Aim: Copy every entry precisely.

-- Start Material supplied --

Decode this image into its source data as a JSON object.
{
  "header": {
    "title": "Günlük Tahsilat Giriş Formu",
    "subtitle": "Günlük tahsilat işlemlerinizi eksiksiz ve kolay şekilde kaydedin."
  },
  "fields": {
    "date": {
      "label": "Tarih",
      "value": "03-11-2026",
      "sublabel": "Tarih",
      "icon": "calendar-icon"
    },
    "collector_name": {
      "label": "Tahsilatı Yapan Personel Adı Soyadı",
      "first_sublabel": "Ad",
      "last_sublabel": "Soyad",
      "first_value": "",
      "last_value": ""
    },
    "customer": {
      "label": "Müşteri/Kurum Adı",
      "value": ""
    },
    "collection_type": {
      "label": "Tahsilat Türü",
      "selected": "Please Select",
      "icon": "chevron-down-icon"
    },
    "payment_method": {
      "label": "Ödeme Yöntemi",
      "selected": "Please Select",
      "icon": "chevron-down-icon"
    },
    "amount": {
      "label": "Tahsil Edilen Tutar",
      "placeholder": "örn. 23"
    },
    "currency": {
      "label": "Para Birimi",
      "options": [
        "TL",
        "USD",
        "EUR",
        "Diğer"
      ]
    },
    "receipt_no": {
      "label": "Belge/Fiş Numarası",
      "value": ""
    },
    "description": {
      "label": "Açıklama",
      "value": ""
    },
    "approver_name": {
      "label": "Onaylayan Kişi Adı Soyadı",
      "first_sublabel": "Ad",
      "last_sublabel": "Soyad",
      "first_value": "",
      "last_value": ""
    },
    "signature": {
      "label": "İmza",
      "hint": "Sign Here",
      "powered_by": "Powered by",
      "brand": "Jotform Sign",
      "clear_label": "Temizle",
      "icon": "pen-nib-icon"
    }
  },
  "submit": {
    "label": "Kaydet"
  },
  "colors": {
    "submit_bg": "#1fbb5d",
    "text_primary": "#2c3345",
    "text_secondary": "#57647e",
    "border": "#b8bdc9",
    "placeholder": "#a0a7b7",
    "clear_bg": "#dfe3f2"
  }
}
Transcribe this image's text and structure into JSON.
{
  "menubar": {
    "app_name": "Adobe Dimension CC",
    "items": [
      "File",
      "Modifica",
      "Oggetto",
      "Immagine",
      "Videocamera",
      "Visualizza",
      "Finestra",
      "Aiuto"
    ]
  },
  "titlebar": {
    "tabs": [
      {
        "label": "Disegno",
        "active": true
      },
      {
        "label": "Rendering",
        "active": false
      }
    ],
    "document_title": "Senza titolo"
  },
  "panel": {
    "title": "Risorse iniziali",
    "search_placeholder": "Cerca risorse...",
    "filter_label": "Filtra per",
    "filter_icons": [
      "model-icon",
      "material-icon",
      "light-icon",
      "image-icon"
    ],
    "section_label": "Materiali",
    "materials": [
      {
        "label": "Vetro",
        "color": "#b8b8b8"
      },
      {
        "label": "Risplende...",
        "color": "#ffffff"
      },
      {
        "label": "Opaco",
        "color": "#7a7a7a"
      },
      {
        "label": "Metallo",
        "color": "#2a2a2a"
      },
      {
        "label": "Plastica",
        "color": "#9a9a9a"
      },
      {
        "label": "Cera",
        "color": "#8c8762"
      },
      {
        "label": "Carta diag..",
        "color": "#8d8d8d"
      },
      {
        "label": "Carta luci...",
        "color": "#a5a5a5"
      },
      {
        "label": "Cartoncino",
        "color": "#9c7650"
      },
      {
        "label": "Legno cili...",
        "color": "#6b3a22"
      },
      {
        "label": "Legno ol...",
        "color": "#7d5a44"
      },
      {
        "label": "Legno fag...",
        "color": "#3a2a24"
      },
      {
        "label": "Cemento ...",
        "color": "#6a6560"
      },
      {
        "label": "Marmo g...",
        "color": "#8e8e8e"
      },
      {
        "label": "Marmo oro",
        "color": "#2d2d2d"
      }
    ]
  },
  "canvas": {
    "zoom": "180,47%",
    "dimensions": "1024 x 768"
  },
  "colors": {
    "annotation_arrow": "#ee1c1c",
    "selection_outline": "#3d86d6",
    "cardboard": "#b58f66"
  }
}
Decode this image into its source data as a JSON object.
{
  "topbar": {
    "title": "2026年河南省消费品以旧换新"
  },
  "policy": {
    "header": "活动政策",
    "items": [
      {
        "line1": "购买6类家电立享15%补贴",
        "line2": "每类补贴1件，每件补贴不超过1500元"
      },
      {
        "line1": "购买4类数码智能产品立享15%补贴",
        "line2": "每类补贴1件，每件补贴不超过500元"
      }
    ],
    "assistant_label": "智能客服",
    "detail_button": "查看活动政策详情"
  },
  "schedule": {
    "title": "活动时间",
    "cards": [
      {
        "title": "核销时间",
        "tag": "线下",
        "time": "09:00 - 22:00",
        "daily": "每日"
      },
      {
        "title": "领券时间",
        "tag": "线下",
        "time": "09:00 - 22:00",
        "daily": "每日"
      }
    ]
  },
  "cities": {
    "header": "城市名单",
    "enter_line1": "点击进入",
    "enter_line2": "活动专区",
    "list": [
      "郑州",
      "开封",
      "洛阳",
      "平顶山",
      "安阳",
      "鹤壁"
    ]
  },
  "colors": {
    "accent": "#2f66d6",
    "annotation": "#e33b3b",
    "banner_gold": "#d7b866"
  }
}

-- End Material supplied --

In response:
Decode this image into its source data as a JSON object.
{
  "header": {
    "title": "Günlük Tahsilat Giriş Formu",
    "subtitle": "Günlük tahsilat işlemlerinizi eksiksiz ve kolay şekilde kaydedin."
  },
  "fields": {
    "date": {
      "label": "Tarih",
      "value": "03-11-2026",
      "sublabel": "Tarih",
      "icon": "calendar-icon"
    },
    "collector_name": {
      "label": "Tahsilatı Yapan Personel Adı Soyadı",
      "first_sublabel": "Ad",
      "last_sublabel": "Soyad",
      "first_value": "",
      "last_value": ""
    },
    "customer": {
      "label": "Müşteri/Kurum Adı",
      "value": ""
    },
    "collection_type": {
      "label": "Tahsilat Türü",
      "selected": "Please Select",
      "icon": "chevron-down-icon"
    },
    "payment_method": {
      "label": "Ödeme Yöntemi",
      "selected": "Please Select",
      "icon": "chevron-down-icon"
    },
    "amount": {
      "label": "Tahsil Edilen Tutar",
      "placeholder": "örn. 23"
    },
    "currency": {
      "label": "Para Birimi",
      "options": [
        "TL",
        "USD",
        "EUR",
        "Diğer"
      ]
    },
    "receipt_no": {
      "label": "Belge/Fiş Numarası",
      "value": ""
    },
    "description": {
      "label": "Açıklama",
      "value": ""
    },
    "approver_name": {
      "label": "Onaylayan Kişi Adı Soyadı",
      "first_sublabel": "Ad",
      "last_sublabel": "Soyad",
      "first_value": "",
      "last_value": ""
    },
    "signature": {
      "label": "İmza",
      "hint": "Sign Here",
      "powered_by": "Powered by",
      "brand": "Jotform Sign",
      "clear_label": "Temizle",
      "icon": "pen-nib-icon"
    }
  },
  "submit": {
    "label": "Kaydet"
  },
  "colors": {
    "submit_bg": "#1fbb5d",
    "text_primary": "#2c3345",
    "text_secondary": "#57647e",
    "border": "#b8bdc9",
    "placeholder": "#a0a7b7",
    "clear_bg": "#dfe3f2"
  }
}
Transcribe this image's text and structure into JSON.
{
  "menubar": {
    "app_name": "Adobe Dimension CC",
    "items": [
      "File",
      "Modifica",
      "Oggetto",
      "Immagine",
      "Videocamera",
      "Visualizza",
      "Finestra",
      "Aiuto"
    ]
  },
  "titlebar": {
    "tabs": [
      {
        "label": "Disegno",
        "active": true
      },
      {
        "label": "Rendering",
        "active": false
      }
    ],
    "document_title": "Senza titolo"
  },
  "panel": {
    "title": "Risorse iniziali",
    "search_placeholder": "Cerca risorse...",
    "filter_label": "Filtra per",
    "filter_icons": [
      "model-icon",
      "material-icon",
      "light-icon",
      "image-icon"
    ],
    "section_label": "Materiali",
    "materials": [
      {
        "label": "Vetro",
        "color": "#b8b8b8"
      },
      {
        "label": "Risplende...",
        "color": "#ffffff"
      },
      {
        "label": "Opaco",
        "color": "#7a7a7a"
      },
      {
        "label": "Metallo",
        "color": "#2a2a2a"
      },
      {
        "label": "Plastica",
        "color": "#9a9a9a"
      },
      {
        "label": "Cera",
        "color": "#8c8762"
      },
      {
        "label": "Carta diag..",
        "color": "#8d8d8d"
      },
      {
        "label": "Carta luci...",
        "color": "#a5a5a5"
      },
      {
        "label": "Cartoncino",
        "color": "#9c7650"
      },
      {
        "label": "Legno cili...",
        "color": "#6b3a22"
      },
      {
        "label": "Legno ol...",
        "color": "#7d5a44"
      },
      {
        "label": "Legno fag...",
        "color": "#3a2a24"
      },
      {
        "label": "Cemento ...",
        "color": "#6a6560"
      },
      {
        "label": "Marmo g...",
        "color": "#8e8e8e"
      },
      {
        "label": "Marmo oro",
        "color": "#2d2d2d"
      }
    ]
  },
  "canvas": {
    "zoom": "180,47%",
    "dimensions": "1024 x 768"
  },
  "colors": {
    "annotation_arrow": "#ee1c1c",
    "selection_outline": "#3d86d6",
    "cardboard": "#b58f66"
  }
}
Decode this image into its source data as a JSON object.
{
  "topbar": {
    "title": "2026年河南省消费品以旧换新"
  },
  "policy": {
    "header": "活动政策",
    "items": [
      {
        "line1": "购买6类家电立享15%补贴",
        "line2": "每类补贴1件，每件补贴不超过1500元"
      },
      {
        "line1": "购买4类数码智能产品立享15%补贴",
        "line2": "每类补贴1件，每件补贴不超过500元"
      }
    ],
    "assistant_label": "智能客服",
    "detail_button": "查看活动政策详情"
  },
  "schedule": {
    "title": "活动时间",
    "cards": [
      {
        "title": "核销时间",
        "tag": "线下",
        "time": "09:00 - 22:00",
        "daily": "每日"
      },
      {
        "title": "领券时间",
        "tag": "线下",
        "time": "09:00 - 22:00",
        "daily": "每日"
      }
    ]
  },
  "cities": {
    "header": "城市名单",
    "enter_line1": "点击进入",
    "enter_line2": "活动专区",
    "list": [
      "郑州",
      "开封",
      "洛阳",
      "平顶山",
      "安阳",
      "鹤壁"
    ]
  },
  "colors": {
    "accent": "#2f66d6",
    "annotation": "#e33b3b",
    "banner_gold": "#d7b866"
  }
}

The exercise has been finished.